* _What the task asks_
In the lines that start at the one containing "- open-label: 0: [386, 39, 400, 64]" and end at the one containing "- prev-value: 3129.531: [874, 39, 980, 64]", swap "volume-bar" for "volume-column". Return only those lines with nothing else changed.

/---

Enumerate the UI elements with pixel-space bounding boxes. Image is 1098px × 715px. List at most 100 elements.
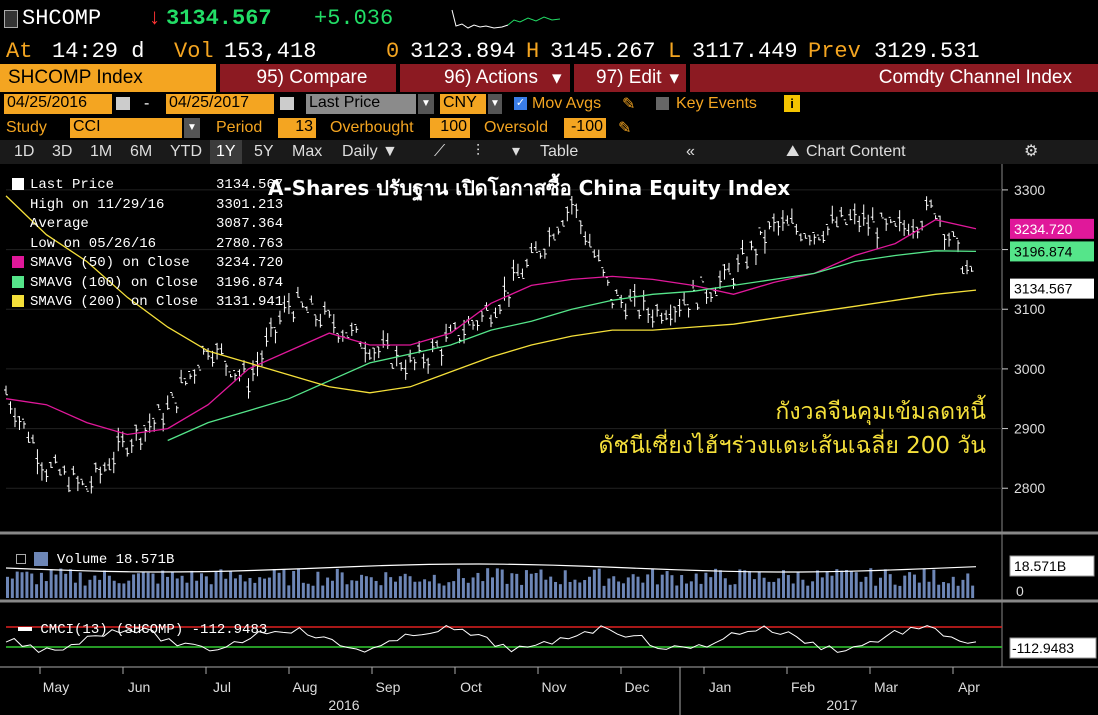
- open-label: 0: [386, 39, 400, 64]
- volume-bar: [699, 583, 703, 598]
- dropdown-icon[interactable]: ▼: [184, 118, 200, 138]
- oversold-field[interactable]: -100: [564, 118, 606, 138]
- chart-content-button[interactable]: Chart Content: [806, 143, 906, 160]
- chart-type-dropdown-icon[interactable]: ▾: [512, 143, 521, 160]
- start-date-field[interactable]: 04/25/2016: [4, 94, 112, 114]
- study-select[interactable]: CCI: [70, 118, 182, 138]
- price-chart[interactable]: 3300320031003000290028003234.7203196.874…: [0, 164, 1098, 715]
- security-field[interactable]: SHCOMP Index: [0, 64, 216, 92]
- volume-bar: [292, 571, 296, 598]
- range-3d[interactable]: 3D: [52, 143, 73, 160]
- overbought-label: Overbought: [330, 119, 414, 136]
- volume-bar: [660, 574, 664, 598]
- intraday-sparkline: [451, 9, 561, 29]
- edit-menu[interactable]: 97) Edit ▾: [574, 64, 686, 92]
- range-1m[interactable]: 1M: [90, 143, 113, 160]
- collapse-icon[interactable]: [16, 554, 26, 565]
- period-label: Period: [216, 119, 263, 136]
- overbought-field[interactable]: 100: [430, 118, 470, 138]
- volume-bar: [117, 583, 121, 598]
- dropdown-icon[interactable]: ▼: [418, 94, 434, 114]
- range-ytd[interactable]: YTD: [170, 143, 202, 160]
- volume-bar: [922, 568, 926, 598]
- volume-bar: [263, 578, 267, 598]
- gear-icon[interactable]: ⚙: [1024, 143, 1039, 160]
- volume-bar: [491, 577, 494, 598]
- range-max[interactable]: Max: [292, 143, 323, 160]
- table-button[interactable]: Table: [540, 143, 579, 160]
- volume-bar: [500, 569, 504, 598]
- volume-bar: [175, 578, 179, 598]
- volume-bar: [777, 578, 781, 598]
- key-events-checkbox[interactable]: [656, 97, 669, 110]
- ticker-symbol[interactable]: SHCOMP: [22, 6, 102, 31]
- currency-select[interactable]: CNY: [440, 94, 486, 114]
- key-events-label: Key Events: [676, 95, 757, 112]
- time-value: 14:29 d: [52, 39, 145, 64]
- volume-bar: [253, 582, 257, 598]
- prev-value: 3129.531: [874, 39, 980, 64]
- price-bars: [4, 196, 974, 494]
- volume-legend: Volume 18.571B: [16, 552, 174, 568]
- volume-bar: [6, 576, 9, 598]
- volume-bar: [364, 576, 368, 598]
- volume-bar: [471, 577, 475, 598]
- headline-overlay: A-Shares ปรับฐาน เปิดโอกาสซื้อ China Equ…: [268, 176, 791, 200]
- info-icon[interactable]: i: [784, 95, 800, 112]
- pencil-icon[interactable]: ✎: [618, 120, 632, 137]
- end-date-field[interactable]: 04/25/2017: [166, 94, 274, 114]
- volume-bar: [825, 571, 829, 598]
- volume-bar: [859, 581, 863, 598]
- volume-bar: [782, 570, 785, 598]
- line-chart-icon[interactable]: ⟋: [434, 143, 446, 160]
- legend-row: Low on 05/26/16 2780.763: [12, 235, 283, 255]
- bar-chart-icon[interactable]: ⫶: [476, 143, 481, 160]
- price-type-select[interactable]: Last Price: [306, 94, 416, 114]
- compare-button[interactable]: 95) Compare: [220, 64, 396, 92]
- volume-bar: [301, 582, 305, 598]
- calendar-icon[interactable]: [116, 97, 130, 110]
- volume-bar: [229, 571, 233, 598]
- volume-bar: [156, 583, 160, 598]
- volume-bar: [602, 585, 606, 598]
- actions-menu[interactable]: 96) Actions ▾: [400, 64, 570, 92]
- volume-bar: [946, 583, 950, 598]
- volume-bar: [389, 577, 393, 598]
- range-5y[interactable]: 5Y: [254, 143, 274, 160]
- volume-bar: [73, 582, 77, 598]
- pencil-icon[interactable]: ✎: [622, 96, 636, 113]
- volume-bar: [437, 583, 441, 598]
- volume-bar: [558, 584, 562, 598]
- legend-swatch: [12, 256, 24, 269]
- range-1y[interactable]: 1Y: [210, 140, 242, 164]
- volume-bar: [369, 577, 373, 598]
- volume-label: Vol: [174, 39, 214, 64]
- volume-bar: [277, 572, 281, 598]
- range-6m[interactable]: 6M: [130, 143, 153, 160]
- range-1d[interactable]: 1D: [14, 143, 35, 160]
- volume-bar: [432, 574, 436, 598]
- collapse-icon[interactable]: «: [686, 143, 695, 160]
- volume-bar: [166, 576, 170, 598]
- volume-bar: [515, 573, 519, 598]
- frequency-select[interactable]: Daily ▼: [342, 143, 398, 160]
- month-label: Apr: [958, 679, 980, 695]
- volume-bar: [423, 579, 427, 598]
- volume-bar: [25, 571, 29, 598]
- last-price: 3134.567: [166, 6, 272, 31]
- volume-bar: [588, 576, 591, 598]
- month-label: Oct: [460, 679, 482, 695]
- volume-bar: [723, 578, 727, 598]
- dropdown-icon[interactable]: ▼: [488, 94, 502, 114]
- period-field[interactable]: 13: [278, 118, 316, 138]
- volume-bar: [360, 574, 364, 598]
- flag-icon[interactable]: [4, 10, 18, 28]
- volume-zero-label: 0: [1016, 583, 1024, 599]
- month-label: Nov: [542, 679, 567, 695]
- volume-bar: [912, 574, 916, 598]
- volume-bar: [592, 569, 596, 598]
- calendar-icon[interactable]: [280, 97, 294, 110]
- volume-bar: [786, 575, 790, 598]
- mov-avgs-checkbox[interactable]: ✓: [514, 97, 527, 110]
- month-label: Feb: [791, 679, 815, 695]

\---

* _Written reply_
- open-label: 0: [386, 39, 400, 64]
- volume-column: [699, 583, 703, 598]
- dropdown-icon[interactable]: ▼: [184, 118, 200, 138]
- oversold-field[interactable]: -100: [564, 118, 606, 138]
- chart-content-button[interactable]: Chart Content: [806, 143, 906, 160]
- chart-type-dropdown-icon[interactable]: ▾: [512, 143, 521, 160]
- start-date-field[interactable]: 04/25/2016: [4, 94, 112, 114]
- study-select[interactable]: CCI: [70, 118, 182, 138]
- price-chart[interactable]: 3300320031003000290028003234.7203196.874…: [0, 164, 1098, 715]
- security-field[interactable]: SHCOMP Index: [0, 64, 216, 92]
- volume-column: [292, 571, 296, 598]
- range-3d[interactable]: 3D: [52, 143, 73, 160]
- overbought-label: Overbought: [330, 119, 414, 136]
- volume-column: [660, 574, 664, 598]
- intraday-sparkline: [451, 9, 561, 29]
- edit-menu[interactable]: 97) Edit ▾: [574, 64, 686, 92]
- range-1m[interactable]: 1M: [90, 143, 113, 160]
- collapse-icon[interactable]: [16, 554, 26, 565]
- period-label: Period: [216, 119, 263, 136]
- overbought-field[interactable]: 100: [430, 118, 470, 138]
- volume-column: [117, 583, 121, 598]
- dropdown-icon[interactable]: ▼: [418, 94, 434, 114]
- range-ytd[interactable]: YTD: [170, 143, 202, 160]
- volume-column: [922, 568, 926, 598]
- volume-column: [263, 578, 267, 598]
- gear-icon[interactable]: ⚙: [1024, 143, 1039, 160]
- volume-column: [491, 577, 494, 598]
- range-max[interactable]: Max: [292, 143, 323, 160]
- table-button[interactable]: Table: [540, 143, 579, 160]
- volume-column: [500, 569, 504, 598]
- volume-column: [175, 578, 179, 598]
- volume-column: [777, 578, 781, 598]
- key-events-checkbox[interactable]: [656, 97, 669, 110]
- ticker-symbol[interactable]: SHCOMP: [22, 6, 102, 31]
- currency-select[interactable]: CNY: [440, 94, 486, 114]
- key-events-label: Key Events: [676, 95, 757, 112]
- time-value: 14:29 d: [52, 39, 145, 64]
- volume-column: [253, 582, 257, 598]
- prev-value: 3129.531: [874, 39, 980, 64]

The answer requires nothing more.